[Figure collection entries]
++++++++++
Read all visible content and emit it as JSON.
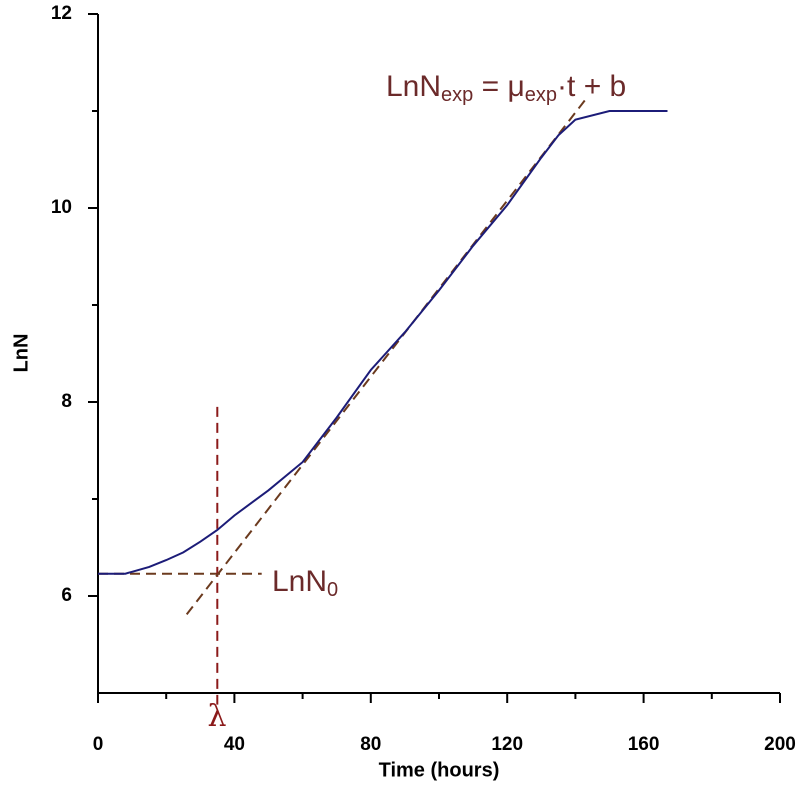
{
  "chart_data": {
    "type": "line",
    "xlabel": "Time (hours)",
    "ylabel": "LnN",
    "x": [
      0,
      8,
      10,
      15,
      20,
      25,
      30,
      35,
      40,
      50,
      60,
      70,
      80,
      90,
      100,
      110,
      120,
      130,
      135,
      140,
      150,
      167
    ],
    "values": [
      6.23,
      6.23,
      6.25,
      6.3,
      6.37,
      6.45,
      6.56,
      6.68,
      6.83,
      7.09,
      7.38,
      7.84,
      8.33,
      8.72,
      9.15,
      9.61,
      10.03,
      10.52,
      10.75,
      10.91,
      11.0,
      11.0
    ],
    "color": "#1c1c78",
    "xlim": [
      0,
      200
    ],
    "xticks": [
      0,
      40,
      80,
      120,
      160,
      200
    ],
    "xminor": [
      20,
      60,
      100,
      140,
      180
    ],
    "ylim": [
      5,
      12
    ],
    "yticks": [
      6,
      8,
      10,
      12
    ],
    "yminor": [
      7,
      9,
      11
    ],
    "tangent_line": {
      "x": [
        26,
        143
      ],
      "values": [
        5.81,
        11.12
      ],
      "color": "#6b3a1e"
    },
    "n0_line": {
      "x": [
        0,
        48
      ],
      "values": [
        6.23,
        6.23
      ],
      "color": "#6b3a1e"
    },
    "lambda_line": {
      "x": [
        35,
        35
      ],
      "values": [
        7.95,
        4.88
      ],
      "color": "#8b1a1a"
    },
    "lambda_label": "λ",
    "n0_label": [
      "LnN",
      "0"
    ],
    "equation": [
      "LnN",
      "exp",
      " = μ",
      "exp",
      "·t + b"
    ]
  }
}
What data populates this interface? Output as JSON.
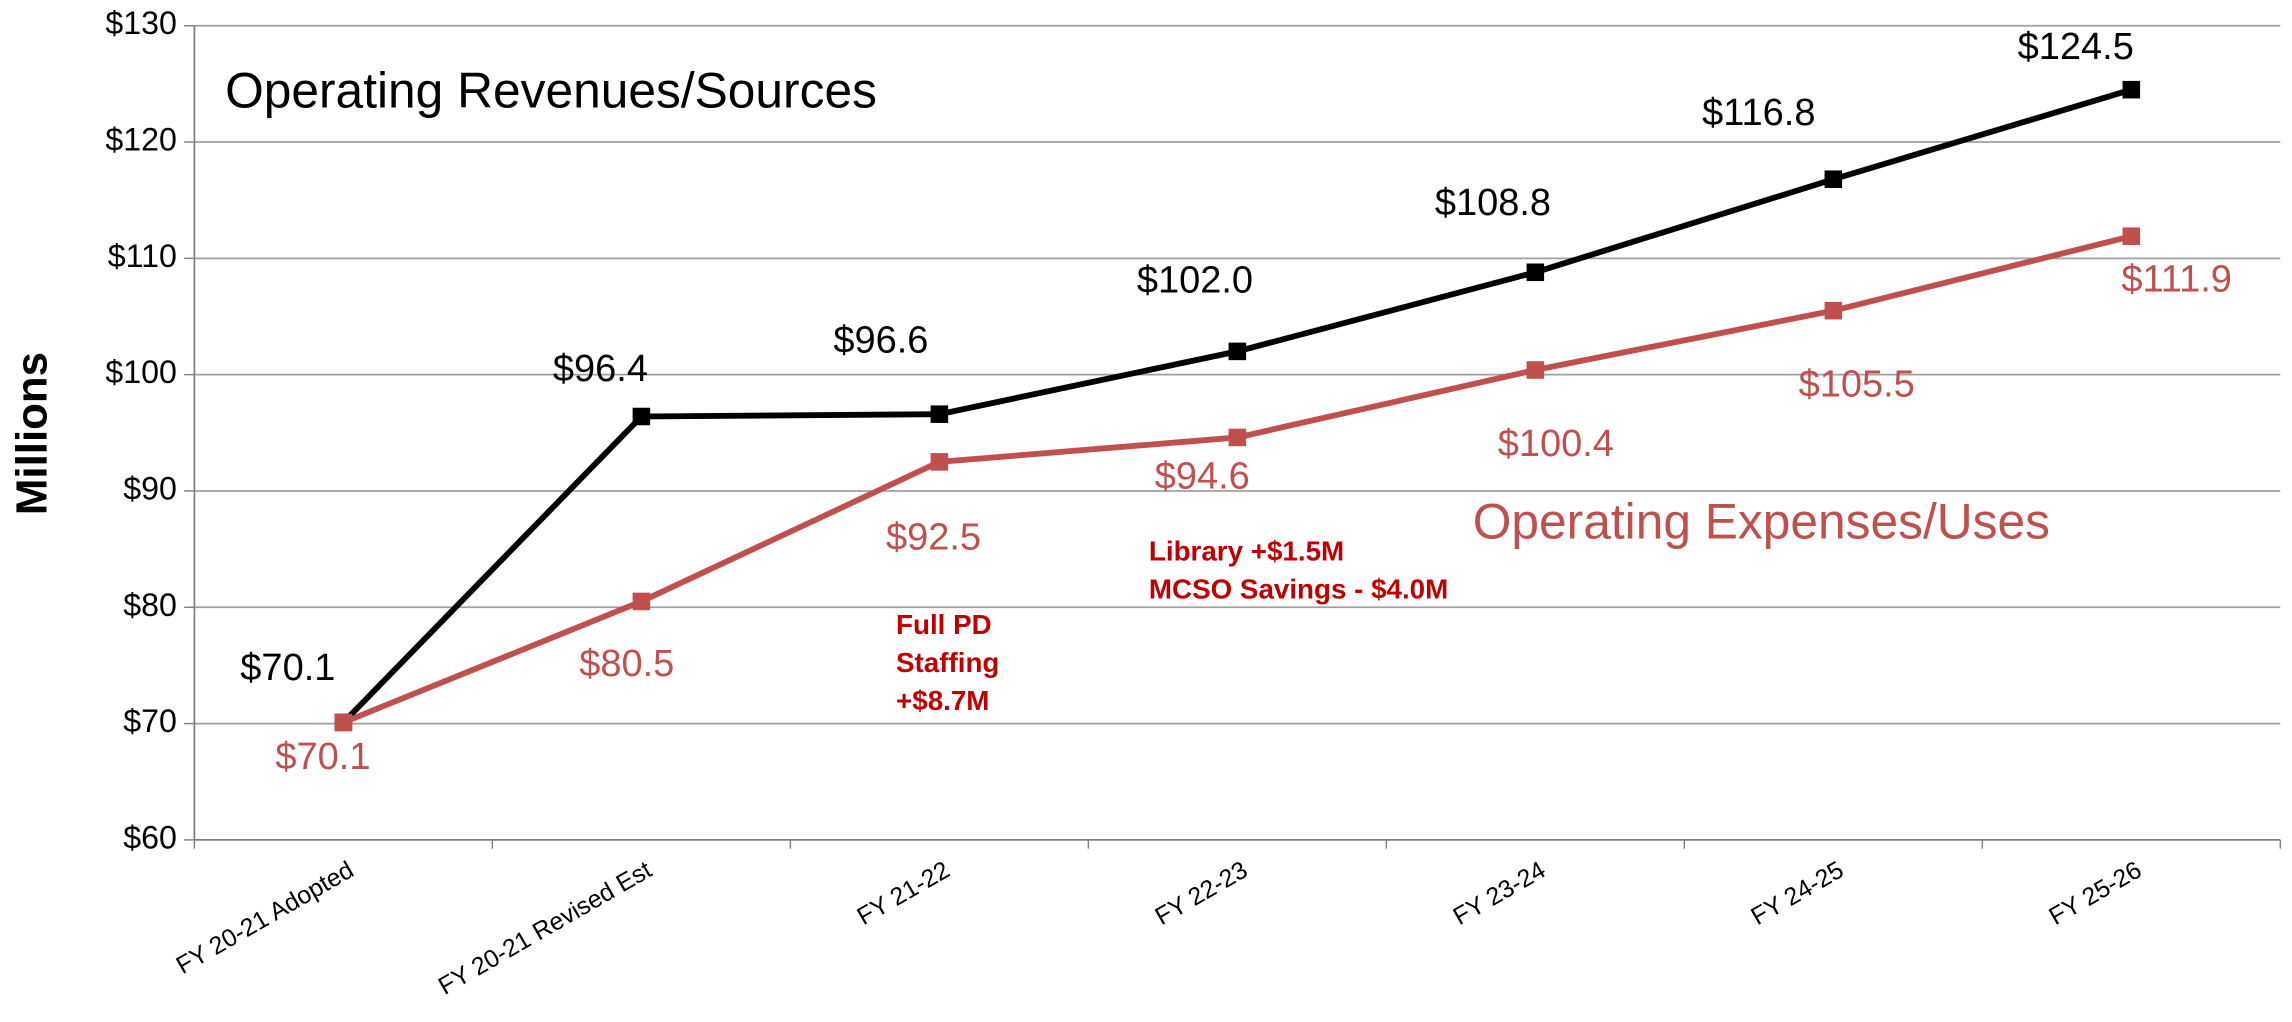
++++++++++
### What the exercise asks
Without including any pictures, reproduce the listing exactly.

### Full response
Read all visible content and emit it as JSON.
{
  "chart_data": {
    "type": "line",
    "xlabel": "Time (hours)",
    "ylabel": "LnN",
    "x": [
      0,
      8,
      10,
      15,
      20,
      25,
      30,
      35,
      40,
      50,
      60,
      70,
      80,
      90,
      100,
      110,
      120,
      130,
      135,
      140,
      150,
      167
    ],
    "values": [
      6.23,
      6.23,
      6.25,
      6.3,
      6.37,
      6.45,
      6.56,
      6.68,
      6.83,
      7.09,
      7.38,
      7.84,
      8.33,
      8.72,
      9.15,
      9.61,
      10.03,
      10.52,
      10.75,
      10.91,
      11.0,
      11.0
    ],
    "color": "#1c1c78",
    "xlim": [
      0,
      200
    ],
    "xticks": [
      0,
      40,
      80,
      120,
      160,
      200
    ],
    "xminor": [
      20,
      60,
      100,
      140,
      180
    ],
    "ylim": [
      5,
      12
    ],
    "yticks": [
      6,
      8,
      10,
      12
    ],
    "yminor": [
      7,
      9,
      11
    ],
    "tangent_line": {
      "x": [
        26,
        143
      ],
      "values": [
        5.81,
        11.12
      ],
      "color": "#6b3a1e"
    },
    "n0_line": {
      "x": [
        0,
        48
      ],
      "values": [
        6.23,
        6.23
      ],
      "color": "#6b3a1e"
    },
    "lambda_line": {
      "x": [
        35,
        35
      ],
      "values": [
        7.95,
        4.88
      ],
      "color": "#8b1a1a"
    },
    "lambda_label": "λ",
    "n0_label": [
      "LnN",
      "0"
    ],
    "equation": [
      "LnN",
      "exp",
      " = μ",
      "exp",
      "·t + b"
    ]
  }
}
What data populates this interface? Output as JSON.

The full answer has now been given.